Directions
Copy every line of the material below word for word, leaving out the pictures.
**** Extracted entries ****
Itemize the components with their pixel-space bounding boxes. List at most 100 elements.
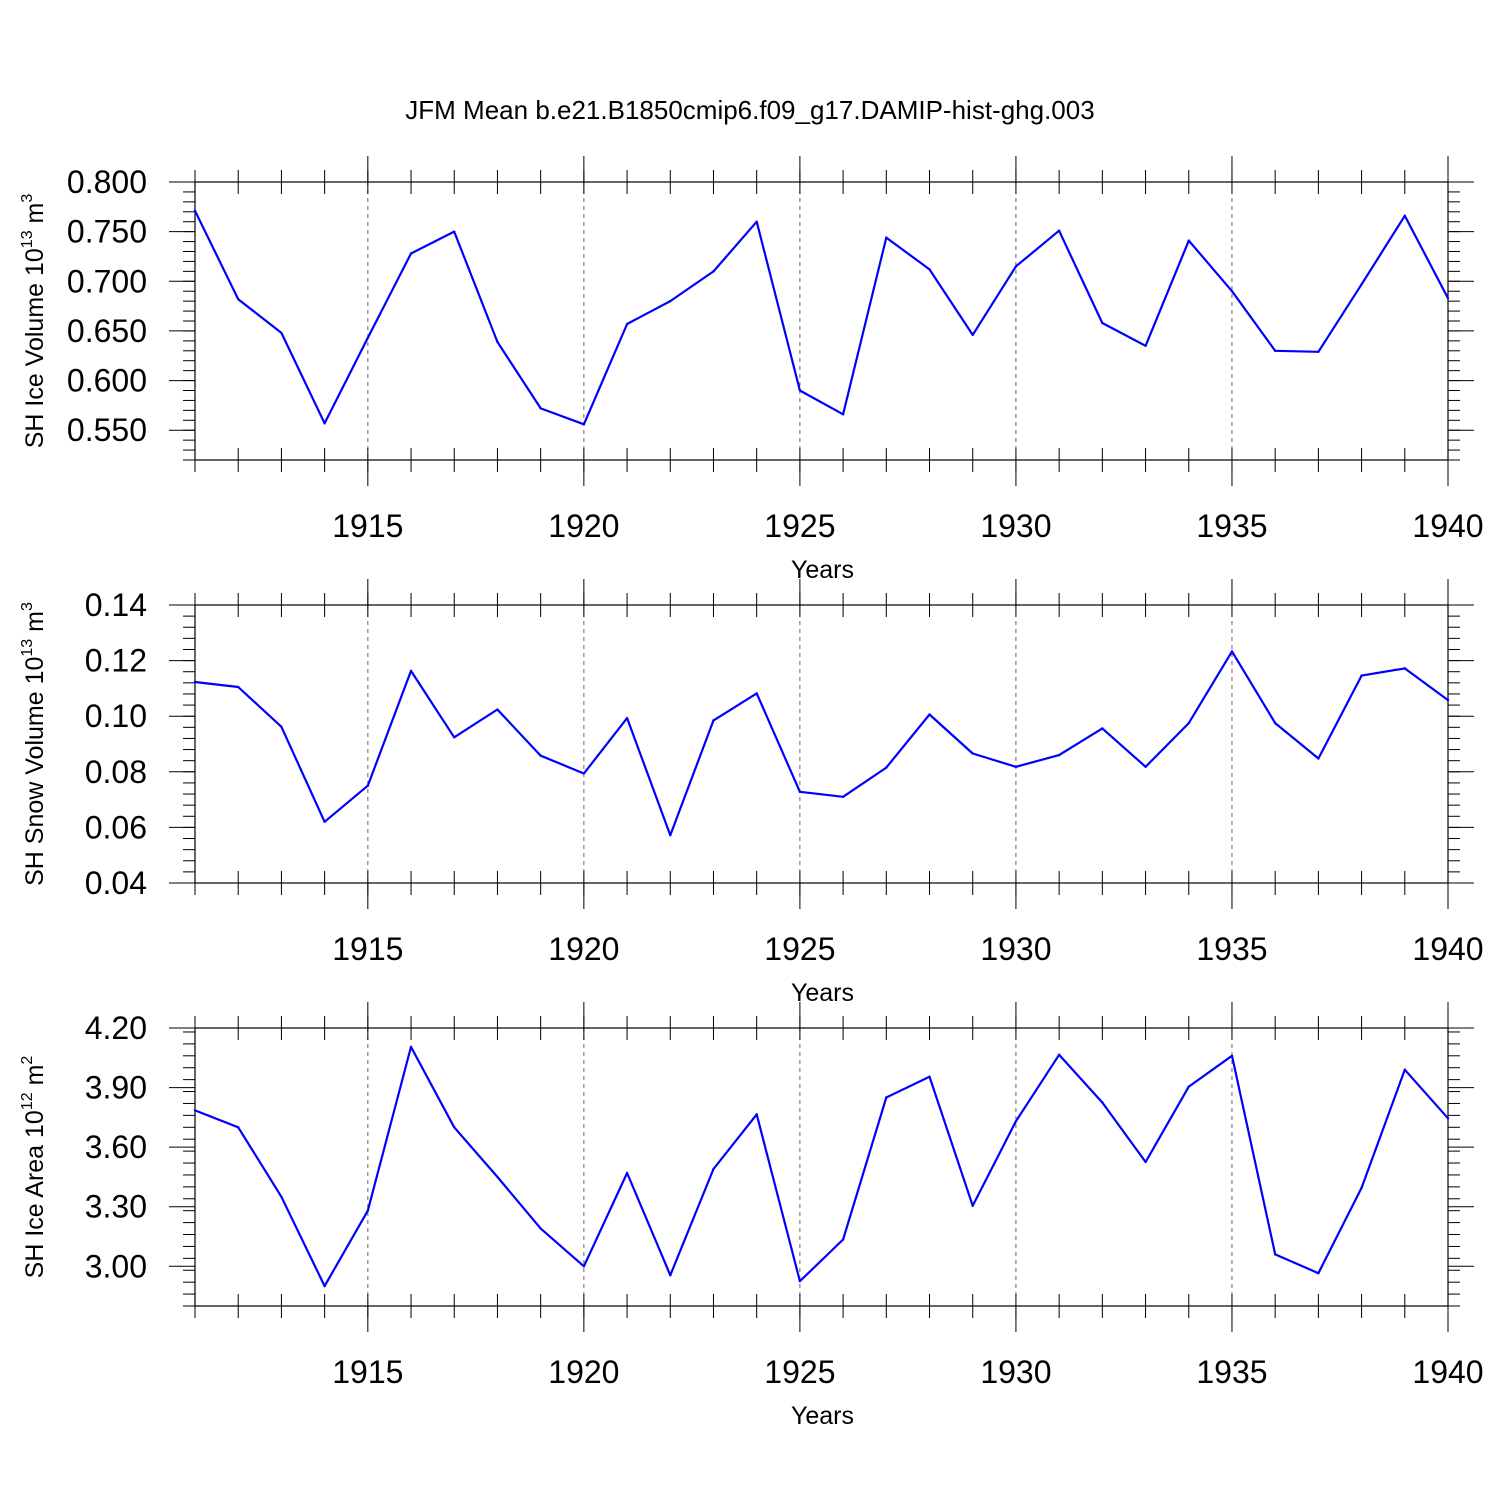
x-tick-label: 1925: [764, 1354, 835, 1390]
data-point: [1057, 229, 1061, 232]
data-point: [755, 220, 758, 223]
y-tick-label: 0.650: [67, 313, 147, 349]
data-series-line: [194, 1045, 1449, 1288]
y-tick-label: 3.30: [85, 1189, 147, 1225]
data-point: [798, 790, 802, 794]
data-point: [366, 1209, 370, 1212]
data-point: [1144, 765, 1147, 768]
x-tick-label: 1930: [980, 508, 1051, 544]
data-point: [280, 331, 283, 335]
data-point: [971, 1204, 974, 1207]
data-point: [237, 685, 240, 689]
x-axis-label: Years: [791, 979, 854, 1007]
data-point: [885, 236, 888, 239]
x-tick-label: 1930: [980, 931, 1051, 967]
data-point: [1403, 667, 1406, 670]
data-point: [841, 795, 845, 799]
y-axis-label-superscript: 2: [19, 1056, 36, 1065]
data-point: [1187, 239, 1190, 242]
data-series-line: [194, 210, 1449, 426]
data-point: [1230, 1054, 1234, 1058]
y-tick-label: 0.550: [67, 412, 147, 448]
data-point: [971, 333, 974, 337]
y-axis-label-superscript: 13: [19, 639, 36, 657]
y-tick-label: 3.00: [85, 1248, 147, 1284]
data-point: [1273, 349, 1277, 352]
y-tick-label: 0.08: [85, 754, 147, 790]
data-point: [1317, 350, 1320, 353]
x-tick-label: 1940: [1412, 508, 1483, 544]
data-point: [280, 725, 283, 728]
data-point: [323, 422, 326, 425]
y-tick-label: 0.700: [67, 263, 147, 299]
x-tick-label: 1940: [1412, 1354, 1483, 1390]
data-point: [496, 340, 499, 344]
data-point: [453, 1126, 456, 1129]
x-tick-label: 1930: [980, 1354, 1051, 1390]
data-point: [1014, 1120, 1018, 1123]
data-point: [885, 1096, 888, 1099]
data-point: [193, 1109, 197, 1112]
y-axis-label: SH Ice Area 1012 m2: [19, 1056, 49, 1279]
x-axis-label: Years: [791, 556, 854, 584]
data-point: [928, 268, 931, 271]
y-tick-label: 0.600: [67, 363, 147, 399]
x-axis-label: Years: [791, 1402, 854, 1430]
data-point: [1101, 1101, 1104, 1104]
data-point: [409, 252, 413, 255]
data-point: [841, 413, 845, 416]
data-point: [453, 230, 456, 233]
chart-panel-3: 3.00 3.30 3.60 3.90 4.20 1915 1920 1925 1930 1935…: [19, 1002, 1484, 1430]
****
Response
Itemize the components with their pixel-space bounding boxes. List at most 100 elements.
x-tick-label: 1925: [764, 1354, 835, 1390]
data-point: [1057, 229, 1061, 232]
data-point: [755, 220, 758, 223]
y-tick-label: 0.650: [67, 313, 147, 349]
data-series-line: [194, 1045, 1449, 1288]
y-tick-label: 3.30: [85, 1189, 147, 1225]
data-point: [798, 790, 802, 794]
data-point: [366, 1209, 370, 1212]
data-point: [1144, 765, 1147, 768]
x-tick-label: 1930: [980, 508, 1051, 544]
data-point: [280, 331, 283, 335]
data-point: [971, 1204, 974, 1207]
data-point: [237, 685, 240, 689]
x-axis-label: Years: [791, 979, 854, 1007]
data-point: [885, 236, 888, 239]
x-tick-label: 1930: [980, 931, 1051, 967]
data-point: [1403, 667, 1406, 670]
data-point: [841, 795, 845, 799]
y-axis-label-superscript: 2: [19, 1056, 36, 1065]
data-point: [1187, 239, 1190, 242]
data-series-line: [194, 210, 1449, 426]
data-point: [1230, 1054, 1234, 1058]
y-tick-label: 0.550: [67, 412, 147, 448]
data-point: [971, 333, 974, 337]
y-axis-label-superscript: 13: [19, 639, 36, 657]
y-tick-label: 3.00: [85, 1248, 147, 1284]
data-point: [1273, 349, 1277, 352]
y-tick-label: 0.08: [85, 754, 147, 790]
data-point: [1317, 350, 1320, 353]
x-tick-label: 1940: [1412, 508, 1483, 544]
data-point: [280, 725, 283, 728]
data-point: [323, 422, 326, 425]
y-tick-label: 0.700: [67, 263, 147, 299]
x-tick-label: 1940: [1412, 1354, 1483, 1390]
data-point: [496, 340, 499, 344]
data-point: [453, 1126, 456, 1129]
x-tick-label: 1930: [980, 1354, 1051, 1390]
data-point: [1014, 1120, 1018, 1123]
data-point: [885, 1096, 888, 1099]
data-point: [193, 1109, 197, 1112]
y-axis-label: SH Ice Area 1012 m2: [19, 1056, 49, 1279]
x-axis-label: Years: [791, 556, 854, 584]
data-point: [928, 268, 931, 271]
y-tick-label: 0.600: [67, 363, 147, 399]
x-axis-label: Years: [791, 1402, 854, 1430]
data-point: [1101, 1101, 1104, 1104]
data-point: [409, 252, 413, 255]
data-point: [841, 413, 845, 416]
data-point: [453, 230, 456, 233]
chart-panel-3: 3.00 3.30 3.60 3.90 4.20 1915 1920 1925 1930 1935…: [19, 1002, 1484, 1430]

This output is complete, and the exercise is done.